--- Exercise details ---
Note each line of the listing that contains the string "xlabel", and copy it.

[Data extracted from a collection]
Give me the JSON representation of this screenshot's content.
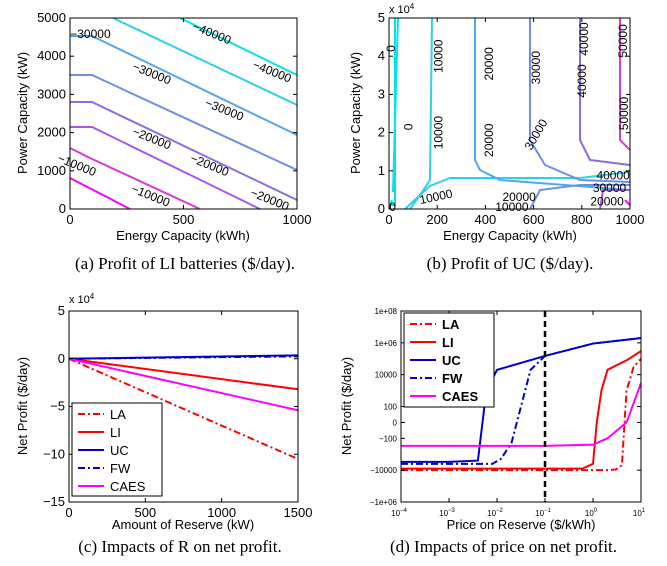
{
  "captions": [
    "(a)  Profit of LI batteries ($/day).",
    "(b)  Profit of UC ($/day).",
    "(c)  Impacts of R on net profit.",
    "(d)  Impacts of price on net profit."
  ],
  "chart_data": [
    {
      "type": "contour",
      "title": "",
      "xlabel": "Energy Capacity (kWh)",
      "ylabel": "Power Capacity (kW)",
      "xlim": [
        0,
        1000
      ],
      "ylim": [
        0,
        5000
      ],
      "xticks": [
        "0",
        "500",
        "1000"
      ],
      "yticks": [
        "0",
        "1000",
        "2000",
        "3000",
        "4000",
        "5000"
      ],
      "contour_labels": [
        {
          "text": "−10000",
          "x": 30,
          "y": 1150,
          "rot": 22
        },
        {
          "text": "−10000",
          "x": 355,
          "y": 350,
          "rot": 22
        },
        {
          "text": "−20000",
          "x": 360,
          "y": 1850,
          "rot": 22
        },
        {
          "text": "−20000",
          "x": 615,
          "y": 1150,
          "rot": 22
        },
        {
          "text": "−20000",
          "x": 880,
          "y": 250,
          "rot": 22
        },
        {
          "text": "−30000",
          "x": 90,
          "y": 4580,
          "rot": 0
        },
        {
          "text": "−30000",
          "x": 360,
          "y": 3550,
          "rot": 22
        },
        {
          "text": "−30000",
          "x": 680,
          "y": 2600,
          "rot": 22
        },
        {
          "text": "−40000",
          "x": 625,
          "y": 4600,
          "rot": 22
        },
        {
          "text": "−40000",
          "x": 890,
          "y": 3600,
          "rot": 22
        }
      ]
    },
    {
      "type": "contour",
      "title": "",
      "xlabel": "Energy Capacity (kWh)",
      "ylabel": "Power Capacity (kW)",
      "xlim": [
        0,
        1000
      ],
      "ylim": [
        0,
        50000
      ],
      "y_multiplier": "x 10",
      "y_exponent": "4",
      "xticks": [
        "0",
        "200",
        "400",
        "600",
        "800",
        "1000"
      ],
      "yticks": [
        "0",
        "1",
        "2",
        "3",
        "4",
        "5"
      ],
      "contour_labels": [
        {
          "text": "0",
          "x": 8,
          "y": 42000,
          "rot": -90
        },
        {
          "text": "0",
          "x": 80,
          "y": 21500,
          "rot": -90
        },
        {
          "text": "0",
          "x": 15,
          "y": 500,
          "rot": 0
        },
        {
          "text": "10000",
          "x": 205,
          "y": 40000,
          "rot": -90
        },
        {
          "text": "10000",
          "x": 205,
          "y": 20000,
          "rot": -90
        },
        {
          "text": "10000",
          "x": 195,
          "y": 3200,
          "rot": -12
        },
        {
          "text": "10000",
          "x": 510,
          "y": 500,
          "rot": 0
        },
        {
          "text": "20000",
          "x": 415,
          "y": 38000,
          "rot": -90
        },
        {
          "text": "20000",
          "x": 415,
          "y": 18000,
          "rot": -90
        },
        {
          "text": "20000",
          "x": 540,
          "y": 3100,
          "rot": 0
        },
        {
          "text": "20000",
          "x": 905,
          "y": 2000,
          "rot": 0
        },
        {
          "text": "30000",
          "x": 610,
          "y": 37000,
          "rot": -90
        },
        {
          "text": "30000",
          "x": 610,
          "y": 19500,
          "rot": -60
        },
        {
          "text": "30000",
          "x": 915,
          "y": 5500,
          "rot": 0
        },
        {
          "text": "40000",
          "x": 810,
          "y": 44500,
          "rot": -90
        },
        {
          "text": "40000",
          "x": 800,
          "y": 33500,
          "rot": -90
        },
        {
          "text": "40000",
          "x": 930,
          "y": 8800,
          "rot": 0
        },
        {
          "text": "50000",
          "x": 970,
          "y": 44000,
          "rot": -90
        },
        {
          "text": "50000",
          "x": 975,
          "y": 25000,
          "rot": -90
        }
      ]
    },
    {
      "type": "line",
      "title": "",
      "xlabel": "Amount of Reserve (kW)",
      "ylabel": "Net Profit ($/day)",
      "xlim": [
        0,
        1500
      ],
      "ylim": [
        -150000,
        50000
      ],
      "y_multiplier": "x 10",
      "y_exponent": "4",
      "xticks": [
        "0",
        "500",
        "1000",
        "1500"
      ],
      "yticks": [
        "−15",
        "−10",
        "−5",
        "0",
        "5"
      ],
      "x": [
        0,
        1500
      ],
      "series": [
        {
          "name": "LA",
          "color": "#ff0000",
          "dash": "dashdot",
          "values": [
            0,
            -105000
          ]
        },
        {
          "name": "LI",
          "color": "#ff0000",
          "dash": "solid",
          "values": [
            0,
            -32000
          ]
        },
        {
          "name": "UC",
          "color": "#0000cc",
          "dash": "solid",
          "values": [
            0,
            3500
          ]
        },
        {
          "name": "FW",
          "color": "#0000cc",
          "dash": "dashdot",
          "values": [
            0,
            2500
          ]
        },
        {
          "name": "CAES",
          "color": "#ff00ff",
          "dash": "solid",
          "values": [
            0,
            -54000
          ]
        }
      ]
    },
    {
      "type": "line",
      "title": "",
      "xlabel": "Price on Reserve ($/kWh)",
      "ylabel": "Net Profit ($/day)",
      "xscale": "log",
      "yscale": "symlog",
      "xlim": [
        0.0001,
        10
      ],
      "yticks": [
        "−1e+06",
        "−10000",
        "−100",
        "0",
        "100",
        "10000",
        "1e+06",
        "1e+08"
      ],
      "xticks": [
        "10",
        "10",
        "10",
        "10",
        "10",
        "10"
      ],
      "xtick_exponents": [
        "−4",
        "−3",
        "−2",
        "−1",
        "0",
        "1"
      ],
      "vline": {
        "x": 0.1,
        "style": "dashed",
        "color": "#000000"
      },
      "series": [
        {
          "name": "LA",
          "color": "#ff0000",
          "dash": "dashdot",
          "x": [
            0.0001,
            1,
            2,
            3,
            4,
            5,
            7,
            10
          ],
          "values": [
            -10000,
            -10000,
            -9900,
            -9000,
            -5000,
            1000,
            30000,
            100000
          ]
        },
        {
          "name": "LI",
          "color": "#ff0000",
          "dash": "solid",
          "x": [
            0.0001,
            0.6,
            1,
            1.2,
            1.5,
            2,
            5,
            10
          ],
          "values": [
            -8000,
            -8000,
            -4000,
            0,
            1000,
            20000,
            80000,
            300000
          ]
        },
        {
          "name": "UC",
          "color": "#0000cc",
          "dash": "solid",
          "x": [
            0.0001,
            0.001,
            0.004,
            0.006,
            0.01,
            0.1,
            1,
            10
          ],
          "values": [
            -3000,
            -3000,
            -2500,
            1000,
            20000,
            150000,
            900000,
            2000000
          ]
        },
        {
          "name": "FW",
          "color": "#0000cc",
          "dash": "dashdot",
          "x": [
            0.0001,
            0.008,
            0.012,
            0.02,
            0.05,
            0.1,
            1,
            10
          ],
          "values": [
            -4000,
            -4000,
            -2000,
            -200,
            20000,
            150000,
            900000,
            2000000
          ]
        },
        {
          "name": "CAES",
          "color": "#ff00ff",
          "dash": "solid",
          "x": [
            0.0001,
            0.1,
            1,
            2,
            5,
            10
          ],
          "values": [
            -300,
            -300,
            -250,
            -100,
            0,
            3000
          ]
        }
      ]
    }
  ]
}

--- Task result ---
      "xlabel": "Energy Capacity (kWh)",
      "xlabel": "Energy Capacity (kWh)",
      "xlabel": "Amount of Reserve (kW)",
      "xlabel": "Price on Reserve ($/kWh)",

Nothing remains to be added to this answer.